Directive: Copy out every line that contains "JSON".

Input material:

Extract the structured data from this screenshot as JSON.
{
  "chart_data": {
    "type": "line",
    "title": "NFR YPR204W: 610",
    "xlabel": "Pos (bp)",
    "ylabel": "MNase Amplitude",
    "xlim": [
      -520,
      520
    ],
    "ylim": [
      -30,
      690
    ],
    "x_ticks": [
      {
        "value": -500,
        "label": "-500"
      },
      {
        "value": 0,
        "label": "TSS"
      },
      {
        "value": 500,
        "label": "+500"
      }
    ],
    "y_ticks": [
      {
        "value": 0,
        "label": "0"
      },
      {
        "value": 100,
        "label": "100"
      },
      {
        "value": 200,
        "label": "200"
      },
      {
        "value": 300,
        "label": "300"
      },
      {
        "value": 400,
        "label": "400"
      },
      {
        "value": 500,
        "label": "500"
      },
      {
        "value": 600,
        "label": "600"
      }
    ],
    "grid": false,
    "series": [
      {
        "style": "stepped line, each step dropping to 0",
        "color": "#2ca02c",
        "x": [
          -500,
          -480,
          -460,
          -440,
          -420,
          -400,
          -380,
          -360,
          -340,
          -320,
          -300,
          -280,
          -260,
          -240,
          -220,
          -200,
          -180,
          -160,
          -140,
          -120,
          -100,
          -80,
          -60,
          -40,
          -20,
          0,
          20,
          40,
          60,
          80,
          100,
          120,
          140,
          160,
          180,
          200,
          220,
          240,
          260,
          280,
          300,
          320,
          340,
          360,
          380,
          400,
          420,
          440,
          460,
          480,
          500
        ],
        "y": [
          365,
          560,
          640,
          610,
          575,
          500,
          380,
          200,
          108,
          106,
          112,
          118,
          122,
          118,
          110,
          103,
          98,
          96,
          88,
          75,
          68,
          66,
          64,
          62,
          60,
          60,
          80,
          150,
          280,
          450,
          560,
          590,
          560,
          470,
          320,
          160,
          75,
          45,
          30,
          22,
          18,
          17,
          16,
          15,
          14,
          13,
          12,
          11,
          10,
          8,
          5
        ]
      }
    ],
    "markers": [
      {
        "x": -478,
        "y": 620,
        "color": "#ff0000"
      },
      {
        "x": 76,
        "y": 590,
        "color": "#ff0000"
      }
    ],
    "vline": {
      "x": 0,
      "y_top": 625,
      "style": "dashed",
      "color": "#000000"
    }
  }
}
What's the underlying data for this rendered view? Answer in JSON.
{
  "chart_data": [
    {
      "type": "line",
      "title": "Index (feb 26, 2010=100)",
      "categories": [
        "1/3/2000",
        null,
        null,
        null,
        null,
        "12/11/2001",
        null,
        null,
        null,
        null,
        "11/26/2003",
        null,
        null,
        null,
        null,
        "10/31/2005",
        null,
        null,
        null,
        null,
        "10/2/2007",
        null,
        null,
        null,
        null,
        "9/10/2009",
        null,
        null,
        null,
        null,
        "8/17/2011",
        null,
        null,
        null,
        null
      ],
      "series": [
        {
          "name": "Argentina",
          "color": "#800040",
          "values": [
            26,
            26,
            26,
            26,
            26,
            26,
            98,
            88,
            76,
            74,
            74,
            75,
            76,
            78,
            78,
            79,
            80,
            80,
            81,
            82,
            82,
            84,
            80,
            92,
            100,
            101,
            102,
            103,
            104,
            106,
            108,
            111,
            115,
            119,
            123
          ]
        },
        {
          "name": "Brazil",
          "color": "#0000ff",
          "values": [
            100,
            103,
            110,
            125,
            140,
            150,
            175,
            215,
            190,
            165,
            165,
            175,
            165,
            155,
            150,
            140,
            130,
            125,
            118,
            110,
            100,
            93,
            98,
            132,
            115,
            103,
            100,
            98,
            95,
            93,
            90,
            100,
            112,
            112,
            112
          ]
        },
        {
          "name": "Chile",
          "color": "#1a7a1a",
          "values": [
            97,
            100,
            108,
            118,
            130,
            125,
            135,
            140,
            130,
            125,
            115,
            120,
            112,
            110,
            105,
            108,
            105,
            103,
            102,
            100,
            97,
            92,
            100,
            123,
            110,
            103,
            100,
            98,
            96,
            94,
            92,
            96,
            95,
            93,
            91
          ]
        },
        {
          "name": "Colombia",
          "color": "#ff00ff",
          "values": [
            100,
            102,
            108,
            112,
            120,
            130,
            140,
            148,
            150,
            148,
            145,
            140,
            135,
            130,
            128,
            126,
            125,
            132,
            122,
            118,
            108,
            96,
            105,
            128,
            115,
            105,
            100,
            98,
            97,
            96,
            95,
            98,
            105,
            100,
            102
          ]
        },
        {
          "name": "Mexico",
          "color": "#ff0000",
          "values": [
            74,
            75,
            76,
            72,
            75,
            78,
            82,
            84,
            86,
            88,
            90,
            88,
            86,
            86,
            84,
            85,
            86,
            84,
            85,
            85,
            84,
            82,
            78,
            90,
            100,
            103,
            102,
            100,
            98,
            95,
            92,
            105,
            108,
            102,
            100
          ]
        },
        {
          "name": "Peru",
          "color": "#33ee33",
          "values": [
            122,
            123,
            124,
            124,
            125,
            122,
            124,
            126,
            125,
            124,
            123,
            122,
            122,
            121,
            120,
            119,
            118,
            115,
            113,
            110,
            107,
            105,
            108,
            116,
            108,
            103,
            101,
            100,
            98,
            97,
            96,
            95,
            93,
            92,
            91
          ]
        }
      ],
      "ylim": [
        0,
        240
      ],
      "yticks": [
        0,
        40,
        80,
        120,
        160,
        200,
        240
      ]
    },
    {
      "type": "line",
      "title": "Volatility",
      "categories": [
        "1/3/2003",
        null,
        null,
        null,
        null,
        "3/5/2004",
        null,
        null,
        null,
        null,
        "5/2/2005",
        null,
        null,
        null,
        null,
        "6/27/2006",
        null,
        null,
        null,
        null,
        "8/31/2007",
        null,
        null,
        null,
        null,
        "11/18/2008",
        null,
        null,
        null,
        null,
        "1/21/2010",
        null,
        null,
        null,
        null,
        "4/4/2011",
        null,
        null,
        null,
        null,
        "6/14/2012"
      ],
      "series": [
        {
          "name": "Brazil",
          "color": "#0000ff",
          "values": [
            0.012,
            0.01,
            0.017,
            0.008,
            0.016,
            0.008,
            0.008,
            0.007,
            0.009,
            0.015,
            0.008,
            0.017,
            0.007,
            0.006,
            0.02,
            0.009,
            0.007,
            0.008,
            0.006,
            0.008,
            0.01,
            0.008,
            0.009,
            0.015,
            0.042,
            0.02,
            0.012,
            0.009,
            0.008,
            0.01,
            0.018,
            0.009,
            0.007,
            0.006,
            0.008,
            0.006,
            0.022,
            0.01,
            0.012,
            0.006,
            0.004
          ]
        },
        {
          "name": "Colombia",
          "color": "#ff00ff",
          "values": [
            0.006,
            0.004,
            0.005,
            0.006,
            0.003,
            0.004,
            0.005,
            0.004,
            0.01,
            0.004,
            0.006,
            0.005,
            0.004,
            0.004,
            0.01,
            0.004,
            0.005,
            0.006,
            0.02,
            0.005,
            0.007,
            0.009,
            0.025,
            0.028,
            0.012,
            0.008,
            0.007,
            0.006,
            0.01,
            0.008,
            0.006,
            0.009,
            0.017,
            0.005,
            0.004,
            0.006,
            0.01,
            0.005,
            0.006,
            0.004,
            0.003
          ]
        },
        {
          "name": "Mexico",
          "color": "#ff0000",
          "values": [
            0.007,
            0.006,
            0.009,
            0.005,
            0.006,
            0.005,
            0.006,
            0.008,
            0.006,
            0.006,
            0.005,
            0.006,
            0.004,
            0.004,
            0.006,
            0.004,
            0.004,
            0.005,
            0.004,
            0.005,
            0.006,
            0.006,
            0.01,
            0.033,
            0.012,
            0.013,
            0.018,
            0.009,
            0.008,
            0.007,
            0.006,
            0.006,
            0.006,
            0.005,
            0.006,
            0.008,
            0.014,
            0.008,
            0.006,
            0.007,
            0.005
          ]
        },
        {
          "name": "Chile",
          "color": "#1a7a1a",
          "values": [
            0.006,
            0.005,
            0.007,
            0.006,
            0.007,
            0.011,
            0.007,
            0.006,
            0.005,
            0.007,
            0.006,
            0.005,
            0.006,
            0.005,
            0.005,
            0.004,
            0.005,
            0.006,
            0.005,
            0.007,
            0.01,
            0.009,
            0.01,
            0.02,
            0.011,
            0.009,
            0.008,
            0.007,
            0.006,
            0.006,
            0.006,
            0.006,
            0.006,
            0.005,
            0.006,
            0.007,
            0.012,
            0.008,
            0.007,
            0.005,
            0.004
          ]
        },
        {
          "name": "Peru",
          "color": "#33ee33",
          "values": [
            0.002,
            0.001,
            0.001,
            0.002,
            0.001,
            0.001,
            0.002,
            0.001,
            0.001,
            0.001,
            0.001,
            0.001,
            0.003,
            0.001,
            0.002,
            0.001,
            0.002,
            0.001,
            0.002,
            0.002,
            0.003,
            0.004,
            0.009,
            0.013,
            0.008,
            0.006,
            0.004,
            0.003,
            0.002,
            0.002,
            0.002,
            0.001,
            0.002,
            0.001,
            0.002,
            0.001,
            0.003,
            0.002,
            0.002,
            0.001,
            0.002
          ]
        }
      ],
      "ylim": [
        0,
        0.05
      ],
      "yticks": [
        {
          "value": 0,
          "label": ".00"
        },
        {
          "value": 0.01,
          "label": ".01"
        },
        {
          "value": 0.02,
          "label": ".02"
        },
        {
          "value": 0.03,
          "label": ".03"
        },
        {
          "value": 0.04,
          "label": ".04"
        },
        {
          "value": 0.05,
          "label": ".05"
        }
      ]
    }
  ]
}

Answer to this task:
Extract the structured data from this screenshot as JSON.
What's the underlying data for this rendered view? Answer in JSON.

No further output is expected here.